• EXERCISE DIRECTIONS: Go through the material below and copy all lines with "Spreads".

• DATA LISTING:
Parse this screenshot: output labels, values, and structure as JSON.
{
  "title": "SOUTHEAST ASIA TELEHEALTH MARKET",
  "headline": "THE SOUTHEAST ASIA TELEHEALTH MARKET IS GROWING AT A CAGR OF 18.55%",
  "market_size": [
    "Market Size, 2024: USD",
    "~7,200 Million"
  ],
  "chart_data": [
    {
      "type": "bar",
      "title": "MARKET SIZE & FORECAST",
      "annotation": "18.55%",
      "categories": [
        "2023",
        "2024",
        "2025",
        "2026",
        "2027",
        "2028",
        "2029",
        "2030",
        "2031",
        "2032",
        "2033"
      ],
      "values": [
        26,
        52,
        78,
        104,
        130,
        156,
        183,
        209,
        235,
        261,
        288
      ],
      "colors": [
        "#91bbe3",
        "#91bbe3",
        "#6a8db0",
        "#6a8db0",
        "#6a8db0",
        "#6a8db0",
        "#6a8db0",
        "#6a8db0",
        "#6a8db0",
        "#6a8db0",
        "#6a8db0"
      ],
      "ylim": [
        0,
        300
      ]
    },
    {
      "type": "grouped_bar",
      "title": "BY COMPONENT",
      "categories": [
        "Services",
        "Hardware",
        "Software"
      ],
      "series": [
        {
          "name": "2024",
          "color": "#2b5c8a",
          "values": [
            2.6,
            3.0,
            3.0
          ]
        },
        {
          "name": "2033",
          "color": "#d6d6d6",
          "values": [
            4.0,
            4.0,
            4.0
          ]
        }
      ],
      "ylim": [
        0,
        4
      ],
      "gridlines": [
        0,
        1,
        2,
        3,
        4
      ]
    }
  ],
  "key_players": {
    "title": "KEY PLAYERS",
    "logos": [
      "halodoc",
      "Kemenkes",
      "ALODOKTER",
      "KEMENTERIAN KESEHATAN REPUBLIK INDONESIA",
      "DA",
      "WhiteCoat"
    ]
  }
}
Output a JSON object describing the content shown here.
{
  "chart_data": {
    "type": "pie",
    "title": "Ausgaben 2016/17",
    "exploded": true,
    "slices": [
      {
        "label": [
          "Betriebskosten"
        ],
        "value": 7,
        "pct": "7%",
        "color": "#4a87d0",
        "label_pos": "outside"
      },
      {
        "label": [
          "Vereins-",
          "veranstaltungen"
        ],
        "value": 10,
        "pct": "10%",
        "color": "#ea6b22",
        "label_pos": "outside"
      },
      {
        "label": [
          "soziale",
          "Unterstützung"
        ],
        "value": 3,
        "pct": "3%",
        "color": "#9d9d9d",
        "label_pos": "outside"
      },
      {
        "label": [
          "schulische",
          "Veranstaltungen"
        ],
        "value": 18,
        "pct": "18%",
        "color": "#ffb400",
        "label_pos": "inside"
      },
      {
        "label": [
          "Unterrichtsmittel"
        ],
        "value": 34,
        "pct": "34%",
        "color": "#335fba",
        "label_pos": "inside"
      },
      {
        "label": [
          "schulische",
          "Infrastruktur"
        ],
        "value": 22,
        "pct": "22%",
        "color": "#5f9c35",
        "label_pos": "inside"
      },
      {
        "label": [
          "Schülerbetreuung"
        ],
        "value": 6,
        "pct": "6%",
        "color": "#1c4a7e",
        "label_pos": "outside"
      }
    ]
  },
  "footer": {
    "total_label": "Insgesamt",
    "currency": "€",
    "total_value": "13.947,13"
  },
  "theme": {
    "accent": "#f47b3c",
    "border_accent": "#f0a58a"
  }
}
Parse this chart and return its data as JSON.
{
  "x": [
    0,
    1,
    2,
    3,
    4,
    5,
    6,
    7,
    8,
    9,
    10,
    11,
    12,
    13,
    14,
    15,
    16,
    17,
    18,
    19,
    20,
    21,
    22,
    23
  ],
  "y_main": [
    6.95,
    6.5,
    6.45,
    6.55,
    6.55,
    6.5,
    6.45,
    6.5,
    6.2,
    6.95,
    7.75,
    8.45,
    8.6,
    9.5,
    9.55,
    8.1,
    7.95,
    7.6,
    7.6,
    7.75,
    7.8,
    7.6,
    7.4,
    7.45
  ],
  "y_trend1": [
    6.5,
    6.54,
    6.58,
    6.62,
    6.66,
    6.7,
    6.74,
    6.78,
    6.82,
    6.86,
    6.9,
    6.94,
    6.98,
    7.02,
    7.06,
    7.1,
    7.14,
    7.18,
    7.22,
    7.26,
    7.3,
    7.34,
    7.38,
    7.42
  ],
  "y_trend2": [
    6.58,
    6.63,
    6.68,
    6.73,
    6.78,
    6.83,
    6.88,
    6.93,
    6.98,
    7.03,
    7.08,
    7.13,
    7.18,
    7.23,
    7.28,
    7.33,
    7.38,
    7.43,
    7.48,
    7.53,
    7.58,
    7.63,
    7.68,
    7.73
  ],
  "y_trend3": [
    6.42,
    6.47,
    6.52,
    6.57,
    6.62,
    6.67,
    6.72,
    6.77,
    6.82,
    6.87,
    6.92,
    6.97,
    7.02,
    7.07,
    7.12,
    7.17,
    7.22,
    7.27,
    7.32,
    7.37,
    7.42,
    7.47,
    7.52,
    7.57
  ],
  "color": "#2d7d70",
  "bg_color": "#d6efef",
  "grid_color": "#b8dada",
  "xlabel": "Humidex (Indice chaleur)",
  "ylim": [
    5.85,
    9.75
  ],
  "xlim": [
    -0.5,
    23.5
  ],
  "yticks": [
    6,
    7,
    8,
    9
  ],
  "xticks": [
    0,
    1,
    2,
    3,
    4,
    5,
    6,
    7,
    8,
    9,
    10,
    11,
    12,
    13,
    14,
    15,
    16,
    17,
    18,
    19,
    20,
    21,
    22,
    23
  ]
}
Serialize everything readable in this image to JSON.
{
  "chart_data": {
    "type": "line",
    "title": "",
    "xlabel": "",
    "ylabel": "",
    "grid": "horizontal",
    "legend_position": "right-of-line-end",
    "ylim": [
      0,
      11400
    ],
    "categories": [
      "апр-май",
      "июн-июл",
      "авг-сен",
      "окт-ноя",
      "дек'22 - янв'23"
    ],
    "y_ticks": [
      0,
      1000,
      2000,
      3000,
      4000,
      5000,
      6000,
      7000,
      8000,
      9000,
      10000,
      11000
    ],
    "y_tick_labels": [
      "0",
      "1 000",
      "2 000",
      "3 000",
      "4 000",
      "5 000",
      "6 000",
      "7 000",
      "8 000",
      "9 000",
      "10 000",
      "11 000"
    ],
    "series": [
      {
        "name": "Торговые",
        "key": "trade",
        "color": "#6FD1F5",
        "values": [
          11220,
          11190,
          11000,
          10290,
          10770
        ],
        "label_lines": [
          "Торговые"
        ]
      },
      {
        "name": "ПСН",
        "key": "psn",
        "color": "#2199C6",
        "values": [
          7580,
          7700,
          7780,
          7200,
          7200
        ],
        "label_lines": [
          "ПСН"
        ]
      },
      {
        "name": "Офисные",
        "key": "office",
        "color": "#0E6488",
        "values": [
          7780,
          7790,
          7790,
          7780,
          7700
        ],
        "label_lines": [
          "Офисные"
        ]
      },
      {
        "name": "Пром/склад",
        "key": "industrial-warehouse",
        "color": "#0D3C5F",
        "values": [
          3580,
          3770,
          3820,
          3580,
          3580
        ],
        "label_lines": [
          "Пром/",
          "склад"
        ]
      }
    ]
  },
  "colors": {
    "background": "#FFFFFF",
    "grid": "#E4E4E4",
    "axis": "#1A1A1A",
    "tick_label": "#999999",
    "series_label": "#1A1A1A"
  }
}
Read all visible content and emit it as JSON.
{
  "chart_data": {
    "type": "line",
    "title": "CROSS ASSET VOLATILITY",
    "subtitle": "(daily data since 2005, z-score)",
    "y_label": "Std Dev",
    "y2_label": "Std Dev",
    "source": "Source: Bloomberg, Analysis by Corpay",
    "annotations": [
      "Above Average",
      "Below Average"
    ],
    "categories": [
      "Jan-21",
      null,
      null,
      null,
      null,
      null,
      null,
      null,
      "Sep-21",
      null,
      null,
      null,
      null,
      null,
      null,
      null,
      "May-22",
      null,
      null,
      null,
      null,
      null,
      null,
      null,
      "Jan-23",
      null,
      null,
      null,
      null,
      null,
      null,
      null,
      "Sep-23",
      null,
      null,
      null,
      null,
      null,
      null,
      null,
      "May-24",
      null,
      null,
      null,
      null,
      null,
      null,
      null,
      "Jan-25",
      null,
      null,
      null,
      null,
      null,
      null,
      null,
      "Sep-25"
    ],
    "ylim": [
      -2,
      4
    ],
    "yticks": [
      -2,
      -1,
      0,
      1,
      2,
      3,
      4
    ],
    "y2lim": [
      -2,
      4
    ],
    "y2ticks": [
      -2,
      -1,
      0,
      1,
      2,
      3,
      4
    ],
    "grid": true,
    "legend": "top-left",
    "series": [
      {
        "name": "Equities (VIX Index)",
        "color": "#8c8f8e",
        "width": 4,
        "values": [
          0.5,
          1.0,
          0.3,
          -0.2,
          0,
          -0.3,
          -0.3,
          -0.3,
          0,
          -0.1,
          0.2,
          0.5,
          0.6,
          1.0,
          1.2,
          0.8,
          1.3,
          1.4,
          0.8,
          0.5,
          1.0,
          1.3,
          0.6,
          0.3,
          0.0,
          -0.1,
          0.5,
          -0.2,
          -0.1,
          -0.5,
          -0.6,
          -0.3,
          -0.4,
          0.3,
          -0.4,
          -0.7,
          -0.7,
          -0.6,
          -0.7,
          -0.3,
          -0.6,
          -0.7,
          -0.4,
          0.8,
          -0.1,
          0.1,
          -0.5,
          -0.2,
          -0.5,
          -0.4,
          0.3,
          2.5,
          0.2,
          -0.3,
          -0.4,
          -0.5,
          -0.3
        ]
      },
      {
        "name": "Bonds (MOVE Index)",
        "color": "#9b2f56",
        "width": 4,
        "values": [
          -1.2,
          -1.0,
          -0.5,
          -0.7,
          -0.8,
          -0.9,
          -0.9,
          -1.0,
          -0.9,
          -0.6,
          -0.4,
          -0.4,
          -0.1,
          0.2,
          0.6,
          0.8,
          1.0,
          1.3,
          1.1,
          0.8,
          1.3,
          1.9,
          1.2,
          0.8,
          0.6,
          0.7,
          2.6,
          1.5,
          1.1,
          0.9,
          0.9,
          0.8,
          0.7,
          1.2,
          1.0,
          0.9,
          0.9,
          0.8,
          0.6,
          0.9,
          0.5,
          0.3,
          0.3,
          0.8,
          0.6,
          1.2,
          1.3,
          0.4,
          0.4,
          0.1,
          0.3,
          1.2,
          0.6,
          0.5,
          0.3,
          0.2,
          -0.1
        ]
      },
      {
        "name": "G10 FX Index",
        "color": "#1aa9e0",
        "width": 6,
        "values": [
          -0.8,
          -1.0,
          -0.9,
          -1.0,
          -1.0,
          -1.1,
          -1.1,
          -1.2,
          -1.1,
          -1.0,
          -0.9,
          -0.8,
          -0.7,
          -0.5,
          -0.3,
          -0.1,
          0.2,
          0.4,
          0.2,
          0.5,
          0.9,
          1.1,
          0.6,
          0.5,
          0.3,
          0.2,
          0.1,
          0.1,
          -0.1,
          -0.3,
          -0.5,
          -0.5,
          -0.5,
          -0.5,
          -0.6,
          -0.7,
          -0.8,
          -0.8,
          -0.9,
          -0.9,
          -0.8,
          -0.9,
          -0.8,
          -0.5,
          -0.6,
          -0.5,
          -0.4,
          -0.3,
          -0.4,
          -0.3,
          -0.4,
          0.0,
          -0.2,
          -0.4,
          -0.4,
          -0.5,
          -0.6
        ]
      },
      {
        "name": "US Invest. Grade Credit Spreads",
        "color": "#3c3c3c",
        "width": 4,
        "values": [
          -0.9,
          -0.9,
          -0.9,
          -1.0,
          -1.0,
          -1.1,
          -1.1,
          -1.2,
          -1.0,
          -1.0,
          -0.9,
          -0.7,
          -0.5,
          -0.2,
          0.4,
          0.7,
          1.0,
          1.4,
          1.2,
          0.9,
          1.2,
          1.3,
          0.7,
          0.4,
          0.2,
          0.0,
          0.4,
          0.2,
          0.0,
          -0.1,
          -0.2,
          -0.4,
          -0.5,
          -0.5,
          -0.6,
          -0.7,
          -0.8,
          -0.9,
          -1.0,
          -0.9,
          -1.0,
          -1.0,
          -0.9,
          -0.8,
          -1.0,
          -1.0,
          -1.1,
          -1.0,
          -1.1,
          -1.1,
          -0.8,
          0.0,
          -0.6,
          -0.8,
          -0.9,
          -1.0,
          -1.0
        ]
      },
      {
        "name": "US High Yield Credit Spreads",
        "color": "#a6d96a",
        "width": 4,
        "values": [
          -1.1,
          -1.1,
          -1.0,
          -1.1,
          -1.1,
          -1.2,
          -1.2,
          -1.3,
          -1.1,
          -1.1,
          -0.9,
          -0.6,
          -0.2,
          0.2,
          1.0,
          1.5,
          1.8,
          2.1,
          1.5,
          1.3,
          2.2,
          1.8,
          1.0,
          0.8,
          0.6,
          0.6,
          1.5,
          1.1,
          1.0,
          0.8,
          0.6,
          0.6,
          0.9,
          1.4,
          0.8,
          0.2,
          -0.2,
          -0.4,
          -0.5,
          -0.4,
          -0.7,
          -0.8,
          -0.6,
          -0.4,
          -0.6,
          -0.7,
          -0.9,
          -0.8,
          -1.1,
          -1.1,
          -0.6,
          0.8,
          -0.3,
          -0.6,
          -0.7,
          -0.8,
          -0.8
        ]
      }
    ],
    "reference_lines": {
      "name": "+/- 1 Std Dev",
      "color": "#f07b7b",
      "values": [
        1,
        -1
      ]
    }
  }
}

• SOLUTION TO THIS PROBLEM:
        "name": "US Invest. Grade Credit Spreads",
        "name": "US High Yield Credit Spreads",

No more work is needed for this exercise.